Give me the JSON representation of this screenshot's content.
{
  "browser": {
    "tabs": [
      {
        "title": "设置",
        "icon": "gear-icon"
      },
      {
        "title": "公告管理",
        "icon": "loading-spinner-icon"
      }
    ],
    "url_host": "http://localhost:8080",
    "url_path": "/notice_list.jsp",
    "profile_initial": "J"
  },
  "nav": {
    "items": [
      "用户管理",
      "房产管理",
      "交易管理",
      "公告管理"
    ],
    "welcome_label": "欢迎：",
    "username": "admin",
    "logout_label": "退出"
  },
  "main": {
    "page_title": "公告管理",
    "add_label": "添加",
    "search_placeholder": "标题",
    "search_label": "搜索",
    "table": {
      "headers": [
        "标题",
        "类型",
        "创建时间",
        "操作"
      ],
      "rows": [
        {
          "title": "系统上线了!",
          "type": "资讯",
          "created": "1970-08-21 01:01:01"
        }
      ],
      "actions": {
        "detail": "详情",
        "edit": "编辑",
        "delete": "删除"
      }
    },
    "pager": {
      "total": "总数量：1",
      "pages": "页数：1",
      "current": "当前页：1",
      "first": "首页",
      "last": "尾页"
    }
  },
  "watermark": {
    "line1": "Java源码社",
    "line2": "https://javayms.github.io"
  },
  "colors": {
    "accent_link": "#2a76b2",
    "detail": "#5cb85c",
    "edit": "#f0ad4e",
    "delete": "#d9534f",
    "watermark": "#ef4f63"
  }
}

········

What needs to be done: Using the entries above, please restate each one word for word.

Correct answer:
Give me the JSON representation of this screenshot's content.
{
  "browser": {
    "tabs": [
      {
        "title": "设置",
        "icon": "gear-icon"
      },
      {
        "title": "公告管理",
        "icon": "loading-spinner-icon"
      }
    ],
    "url_host": "http://localhost:8080",
    "url_path": "/notice_list.jsp",
    "profile_initial": "J"
  },
  "nav": {
    "items": [
      "用户管理",
      "房产管理",
      "交易管理",
      "公告管理"
    ],
    "welcome_label": "欢迎：",
    "username": "admin",
    "logout_label": "退出"
  },
  "main": {
    "page_title": "公告管理",
    "add_label": "添加",
    "search_placeholder": "标题",
    "search_label": "搜索",
    "table": {
      "headers": [
        "标题",
        "类型",
        "创建时间",
        "操作"
      ],
      "rows": [
        {
          "title": "系统上线了!",
          "type": "资讯",
          "created": "1970-08-21 01:01:01"
        }
      ],
      "actions": {
        "detail": "详情",
        "edit": "编辑",
        "delete": "删除"
      }
    },
    "pager": {
      "total": "总数量：1",
      "pages": "页数：1",
      "current": "当前页：1",
      "first": "首页",
      "last": "尾页"
    }
  },
  "watermark": {
    "line1": "Java源码社",
    "line2": "https://javayms.github.io"
  },
  "colors": {
    "accent_link": "#2a76b2",
    "detail": "#5cb85c",
    "edit": "#f0ad4e",
    "delete": "#d9534f",
    "watermark": "#ef4f63"
  }
}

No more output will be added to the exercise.